# start of Entries

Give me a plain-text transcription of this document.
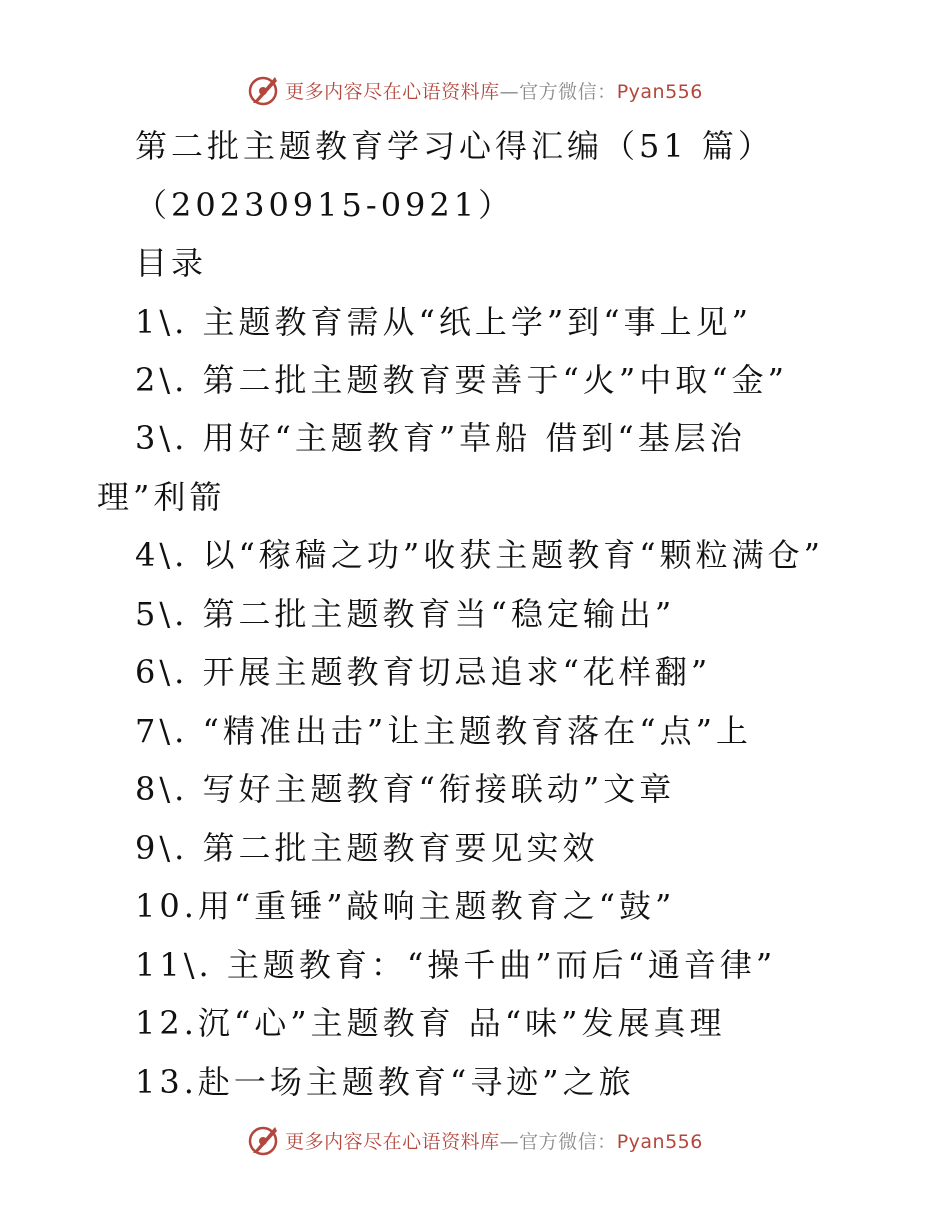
更多内容尽在心语资料库—官方微信：Pyan556
第二批主题教育学习心得汇编（51 篇）
（20230915-0921）
目录
1\. 主题教育需从“纸上学”到“事上见”
2\. 第二批主题教育要善于“火”中取“金”
3\. 用好“主题教育”草船 借到“基层治
理”利箭
4\. 以“稼穑之功”收获主题教育“颗粒满仓”
5\. 第二批主题教育当“稳定输出”
6\. 开展主题教育切忌追求“花样翻”
7\. “精准出击”让主题教育落在“点”上
8\. 写好主题教育“衔接联动”文章
9\. 第二批主题教育要见实效
10.用“重锤”敲响主题教育之“鼓”
11\. 主题教育：“操千曲”而后“通音律”
12.沉“心”主题教育 品“味”发展真理
13.赴一场主题教育“寻迹”之旅
更多内容尽在心语资料库—官方微信：Pyan556
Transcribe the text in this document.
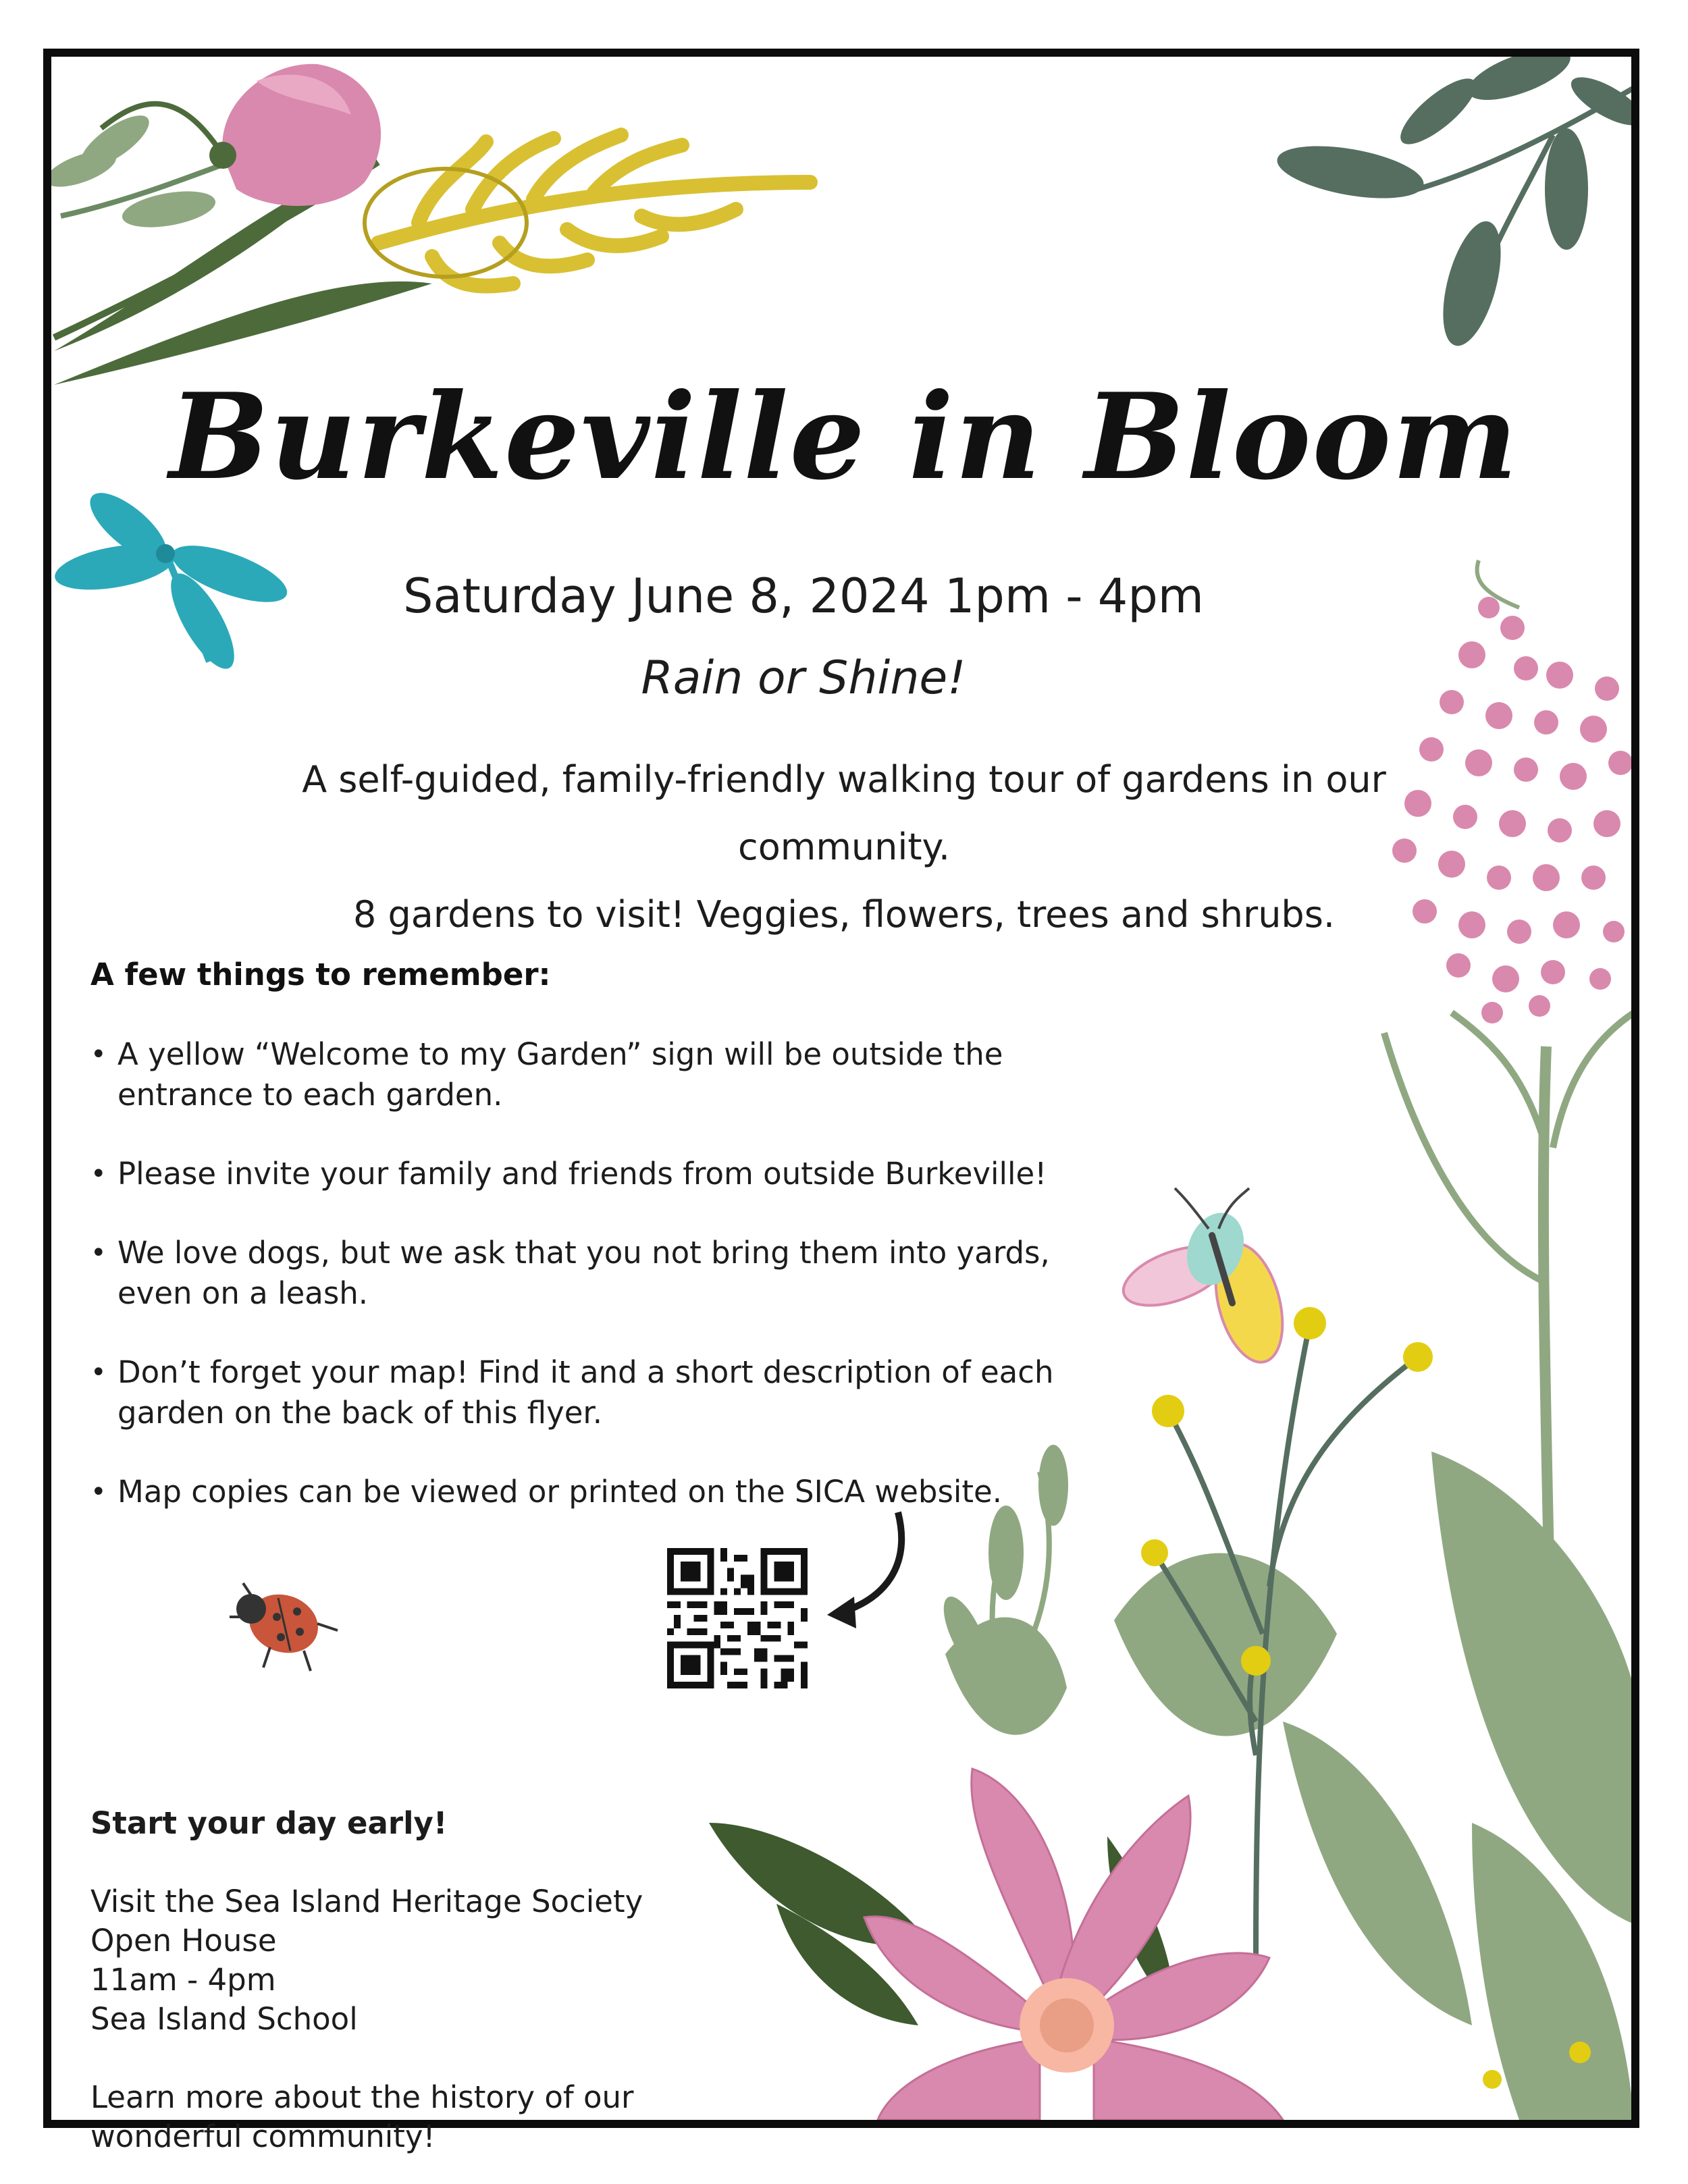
Burkeville in Bloom
Saturday June 8, 2024 1pm - 4pm
Rain or Shine!
A self-guided, family-friendly walking tour of gardens in our community.
8 gardens to visit! Veggies, flowers, trees and shrubs.
A few things to remember:
• A yellow “Welcome to my Garden” sign will be outside the entrance to each garden.
• Please invite your family and friends from outside Burkeville!
• We love dogs, but we ask that you not bring them into yards, even on a leash.
• Don’t forget your map! Find it and a short description of each garden on the back of this flyer.
• Map copies can be viewed or printed on the SICA website.
Start your day early!
Visit the Sea Island Heritage Society
Open House
11am - 4pm
Sea Island School
Learn more about the history of our
wonderful community!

# end of Entries

◆ Exercise description ◆
How many lines in these entries hold the string "this"? Answer with the number alone.

◆ Task result ◆
3